- _What you have to do_
Pull out all lines from the listing below in which the word "JSON" appears.

Structured figure records
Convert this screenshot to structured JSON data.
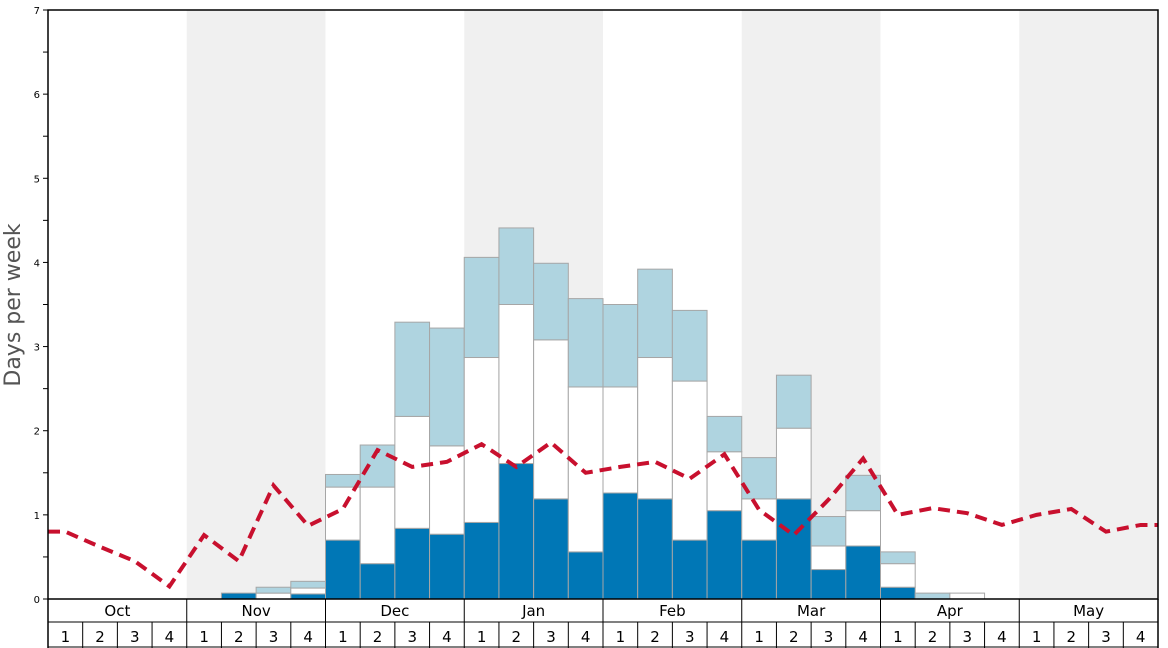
{
  "chart_data": {
    "type": "bar",
    "ylabel": "Days per week",
    "ylim": [
      0,
      7
    ],
    "y_ticks": [
      "0",
      "1",
      "2",
      "3",
      "4",
      "5",
      "6",
      "7"
    ],
    "months": [
      "Oct",
      "Nov",
      "Dec",
      "Jan",
      "Feb",
      "Mar",
      "Apr",
      "May"
    ],
    "week_labels": [
      "1",
      "2",
      "3",
      "4",
      "1",
      "2",
      "3",
      "4",
      "1",
      "2",
      "3",
      "4",
      "1",
      "2",
      "3",
      "4",
      "1",
      "2",
      "3",
      "4",
      "1",
      "2",
      "3",
      "4",
      "1",
      "2",
      "3",
      "4",
      "1",
      "2",
      "3",
      "4"
    ],
    "stacked": true,
    "series": [
      {
        "color": "#0077b6",
        "values": [
          0,
          0,
          0,
          0,
          0,
          0.07,
          0,
          0.06,
          0.7,
          0.42,
          0.84,
          0.77,
          0.91,
          1.61,
          1.19,
          0.56,
          1.26,
          1.19,
          0.7,
          1.05,
          0.7,
          1.19,
          0.35,
          0.63,
          0.14,
          0,
          0,
          0,
          0,
          0,
          0,
          0
        ]
      },
      {
        "color": "#ffffff",
        "values": [
          0,
          0,
          0,
          0,
          0,
          0,
          0.07,
          0.07,
          0.63,
          0.91,
          1.33,
          1.05,
          1.96,
          1.89,
          1.89,
          1.96,
          1.26,
          1.68,
          1.89,
          0.7,
          0.49,
          0.84,
          0.28,
          0.42,
          0.28,
          0,
          0.07,
          0,
          0,
          0,
          0,
          0
        ]
      },
      {
        "color": "#afd4e0",
        "values": [
          0,
          0,
          0,
          0,
          0,
          0,
          0.07,
          0.08,
          0.15,
          0.5,
          1.12,
          1.4,
          1.19,
          0.91,
          0.91,
          1.05,
          0.98,
          1.05,
          0.84,
          0.42,
          0.49,
          0.63,
          0.35,
          0.42,
          0.14,
          0.07,
          0,
          0,
          0,
          0,
          0,
          0
        ]
      }
    ],
    "trend_line": {
      "color": "#c8102e",
      "style": "dashed",
      "values": [
        0.8,
        0.62,
        0.45,
        0.15,
        0.76,
        0.45,
        1.35,
        0.87,
        1.07,
        1.77,
        1.57,
        1.63,
        1.84,
        1.57,
        1.86,
        1.5,
        1.57,
        1.63,
        1.43,
        1.72,
        1.06,
        0.76,
        1.18,
        1.67,
        1.0,
        1.08,
        1.02,
        0.88,
        1.0,
        1.07,
        0.8,
        0.88
      ]
    },
    "month_band_colors": [
      "#ffffff",
      "#f0f0f0"
    ],
    "grid": false
  }
}
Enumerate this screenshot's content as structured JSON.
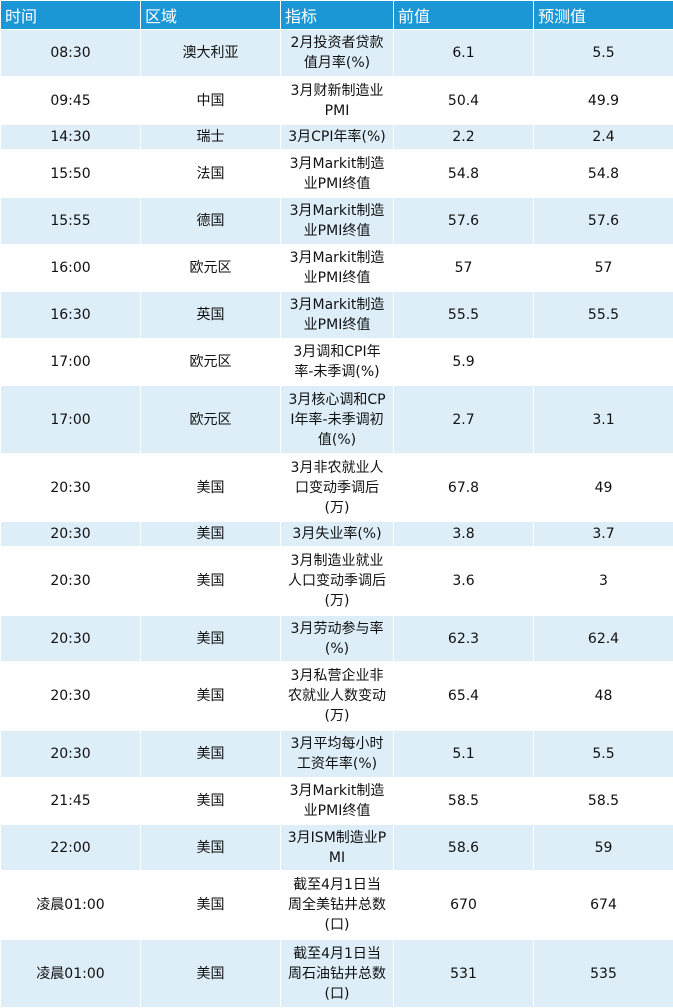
{
  "table": {
    "header": [
      "时间",
      "区域",
      "指标",
      "前值",
      "预测值"
    ],
    "rows": [
      [
        "08:30",
        "澳大利亚",
        "2月投资者贷款值月率(%)",
        "6.1",
        "5.5"
      ],
      [
        "09:45",
        "中国",
        "3月财新制造业PMI",
        "50.4",
        "49.9"
      ],
      [
        "14:30",
        "瑞士",
        "3月CPI年率(%)",
        "2.2",
        "2.4"
      ],
      [
        "15:50",
        "法国",
        "3月Markit制造业PMI终值",
        "54.8",
        "54.8"
      ],
      [
        "15:55",
        "德国",
        "3月Markit制造业PMI终值",
        "57.6",
        "57.6"
      ],
      [
        "16:00",
        "欧元区",
        "3月Markit制造业PMI终值",
        "57",
        "57"
      ],
      [
        "16:30",
        "英国",
        "3月Markit制造业PMI终值",
        "55.5",
        "55.5"
      ],
      [
        "17:00",
        "欧元区",
        "3月调和CPI年率-未季调(%)",
        "5.9",
        null
      ],
      [
        "17:00",
        "欧元区",
        "3月核心调和CPI年率-未季调初值(%)",
        "2.7",
        "3.1"
      ],
      [
        "20:30",
        "美国",
        "3月非农就业人口变动季调后(万)",
        "67.8",
        "49"
      ],
      [
        "20:30",
        "美国",
        "3月失业率(%)",
        "3.8",
        "3.7"
      ],
      [
        "20:30",
        "美国",
        "3月制造业就业人口变动季调后(万)",
        "3.6",
        "3"
      ],
      [
        "20:30",
        "美国",
        "3月劳动参与率(%)",
        "62.3",
        "62.4"
      ],
      [
        "20:30",
        "美国",
        "3月私营企业非农就业人数变动(万)",
        "65.4",
        "48"
      ],
      [
        "20:30",
        "美国",
        "3月平均每小时工资年率(%)",
        "5.1",
        "5.5"
      ],
      [
        "21:45",
        "美国",
        "3月Markit制造业PMI终值",
        "58.5",
        "58.5"
      ],
      [
        "22:00",
        "美国",
        "3月ISM制造业PMI",
        "58.6",
        "59"
      ],
      [
        "凌晨01:00",
        "美国",
        "截至4月1日当周全美钻井总数(口)",
        "670",
        "674"
      ],
      [
        "凌晨01:00",
        "美国",
        "截至4月1日当周石油钻井总数(口)",
        "531",
        "535"
      ]
    ]
  }
}
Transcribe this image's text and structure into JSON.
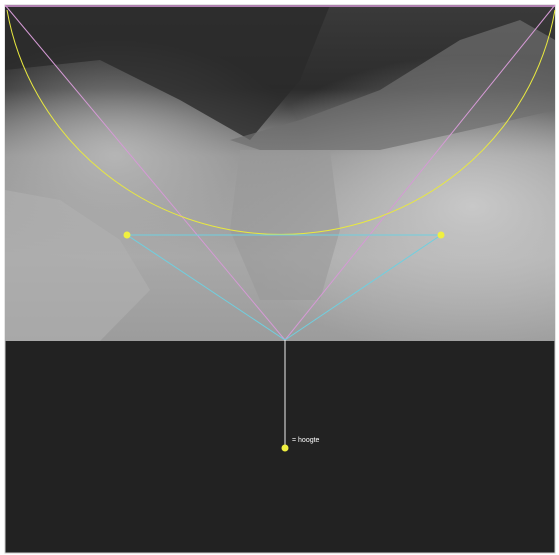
{
  "annotation": {
    "label": "= hoogte"
  }
}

- _Result for this exercise_
Convert this screenshot to structured JSON data.
Enumerate this screenshot's content as structured JSON.
Transcribe this image's text and structure into JSON.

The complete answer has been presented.